**Records from a data collection**
---+---

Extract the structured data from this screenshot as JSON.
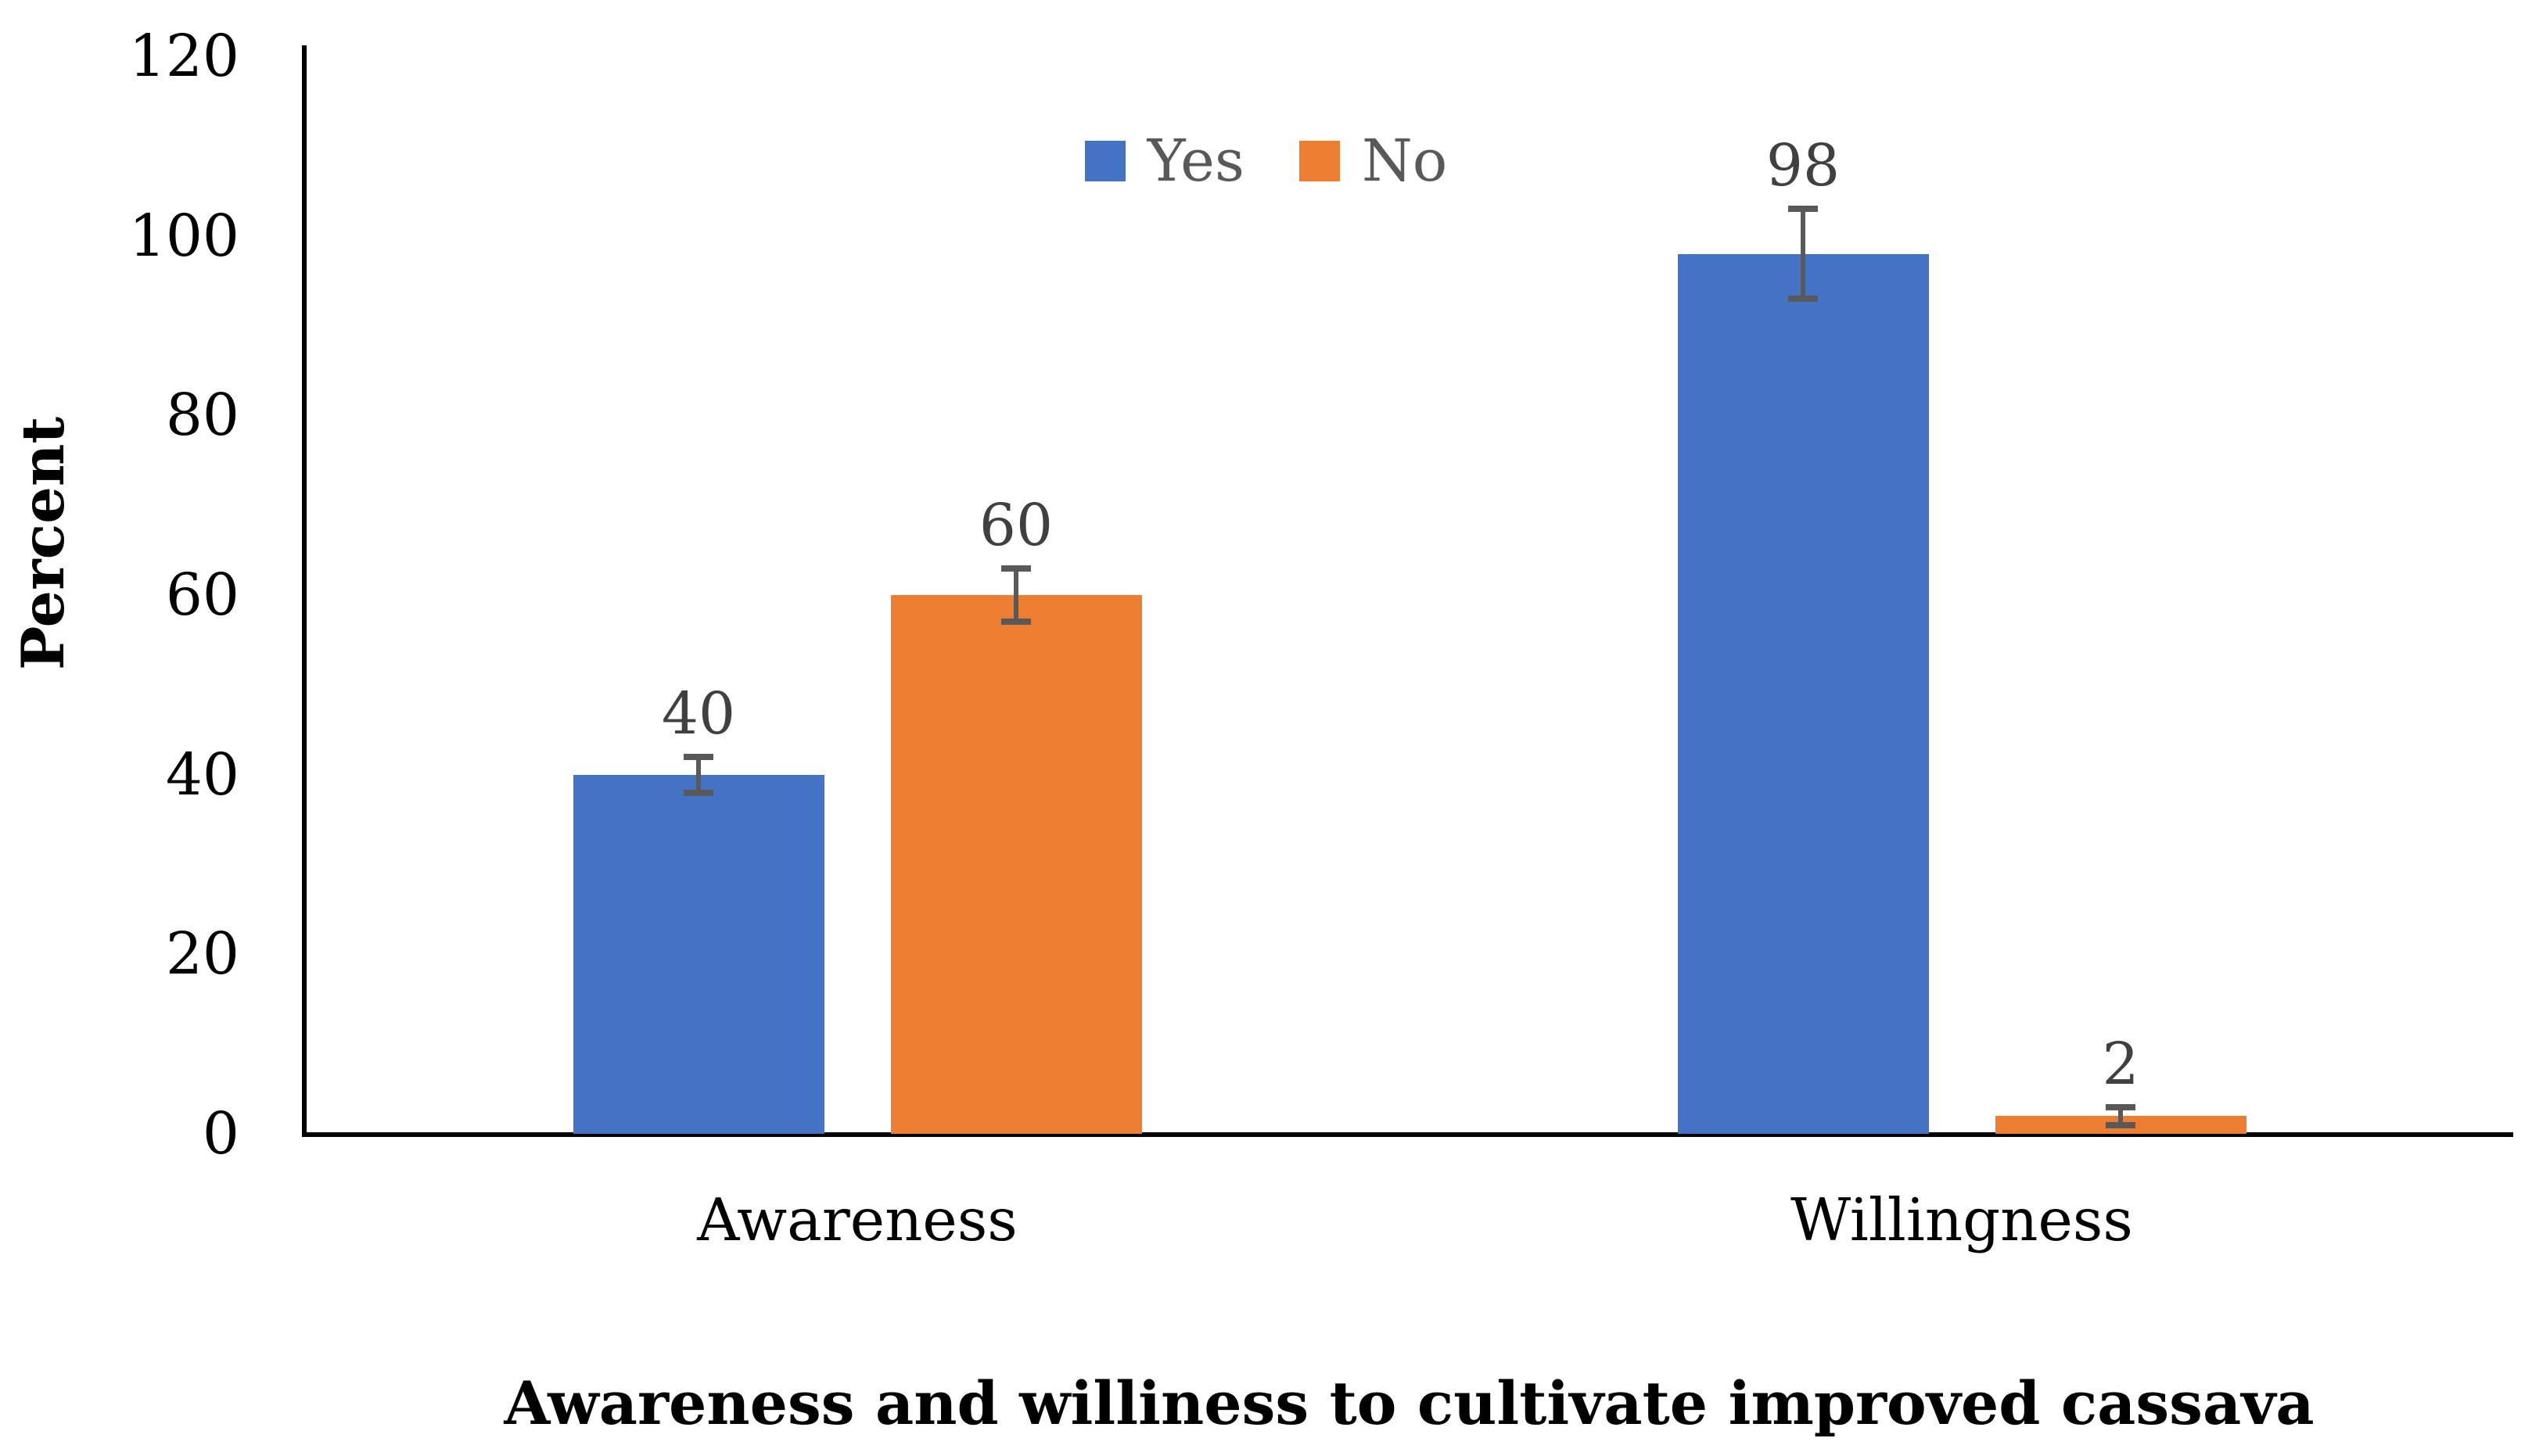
{
  "chart_data": {
    "type": "bar",
    "title": "Awareness and williness to cultivate improved cassava",
    "title_position": "bottom",
    "xlabel": "",
    "ylabel": "Percent",
    "categories": [
      "Awareness",
      "Willingness"
    ],
    "series": [
      {
        "name": "Yes",
        "color": "#4472C4",
        "values": [
          40,
          98
        ],
        "errors": [
          2,
          5
        ]
      },
      {
        "name": "No",
        "color": "#ED7D31",
        "values": [
          60,
          2
        ],
        "errors": [
          3,
          1
        ]
      }
    ],
    "ylim": [
      0,
      120
    ],
    "yticks": [
      0,
      20,
      40,
      60,
      80,
      100,
      120
    ],
    "grid": false,
    "legend_position": "top-center",
    "data_labels": true,
    "error_bars": true
  },
  "colors": {
    "background": "#FFFFFF",
    "axis_line": "#000000",
    "tick_label": "#000000",
    "category_label": "#000000",
    "title": "#000000",
    "data_label": "#404040",
    "legend_text": "#595959",
    "error_bar": "#595959",
    "series_yes": "#4472C4",
    "series_no": "#ED7D31"
  }
}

---+---

**What is being asked**
Quote the entries in full. Any image among them is to be omitted from the copy.

**Answer to the problem**
Extract the structured data from this screenshot as JSON.
{
  "chart_data": {
    "type": "bar",
    "title": "Awareness and williness to cultivate improved cassava",
    "title_position": "bottom",
    "xlabel": "",
    "ylabel": "Percent",
    "categories": [
      "Awareness",
      "Willingness"
    ],
    "series": [
      {
        "name": "Yes",
        "color": "#4472C4",
        "values": [
          40,
          98
        ],
        "errors": [
          2,
          5
        ]
      },
      {
        "name": "No",
        "color": "#ED7D31",
        "values": [
          60,
          2
        ],
        "errors": [
          3,
          1
        ]
      }
    ],
    "ylim": [
      0,
      120
    ],
    "yticks": [
      0,
      20,
      40,
      60,
      80,
      100,
      120
    ],
    "grid": false,
    "legend_position": "top-center",
    "data_labels": true,
    "error_bars": true
  },
  "colors": {
    "background": "#FFFFFF",
    "axis_line": "#000000",
    "tick_label": "#000000",
    "category_label": "#000000",
    "title": "#000000",
    "data_label": "#404040",
    "legend_text": "#595959",
    "error_bar": "#595959",
    "series_yes": "#4472C4",
    "series_no": "#ED7D31"
  }
}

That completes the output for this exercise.